### The request
Select every line containing the word "Digita" from the material, and copy those lines.

[Data entries]
-- Start --

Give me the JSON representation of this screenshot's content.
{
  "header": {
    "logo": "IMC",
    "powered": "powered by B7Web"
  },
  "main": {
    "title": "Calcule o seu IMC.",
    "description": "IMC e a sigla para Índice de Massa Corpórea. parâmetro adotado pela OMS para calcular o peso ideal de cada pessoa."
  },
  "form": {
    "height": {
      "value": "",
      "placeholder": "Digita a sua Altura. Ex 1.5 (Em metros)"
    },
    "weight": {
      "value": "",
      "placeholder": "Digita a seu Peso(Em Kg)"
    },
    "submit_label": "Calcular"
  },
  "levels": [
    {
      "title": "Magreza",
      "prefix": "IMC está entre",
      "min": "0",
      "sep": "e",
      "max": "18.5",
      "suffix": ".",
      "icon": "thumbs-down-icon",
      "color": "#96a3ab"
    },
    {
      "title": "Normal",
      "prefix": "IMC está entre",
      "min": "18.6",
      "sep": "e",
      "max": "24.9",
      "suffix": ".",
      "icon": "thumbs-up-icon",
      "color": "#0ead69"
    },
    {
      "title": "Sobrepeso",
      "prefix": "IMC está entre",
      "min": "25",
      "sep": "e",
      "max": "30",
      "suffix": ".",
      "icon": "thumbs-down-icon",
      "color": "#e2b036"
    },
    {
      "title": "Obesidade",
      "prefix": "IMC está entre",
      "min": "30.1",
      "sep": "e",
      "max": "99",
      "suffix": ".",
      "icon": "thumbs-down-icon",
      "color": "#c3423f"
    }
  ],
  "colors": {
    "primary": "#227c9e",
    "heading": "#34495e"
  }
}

-- End --

### Output of the task
      "placeholder": "Digita a sua Altura. Ex 1.5 (Em metros)"
      "placeholder": "Digita a seu Peso(Em Kg)"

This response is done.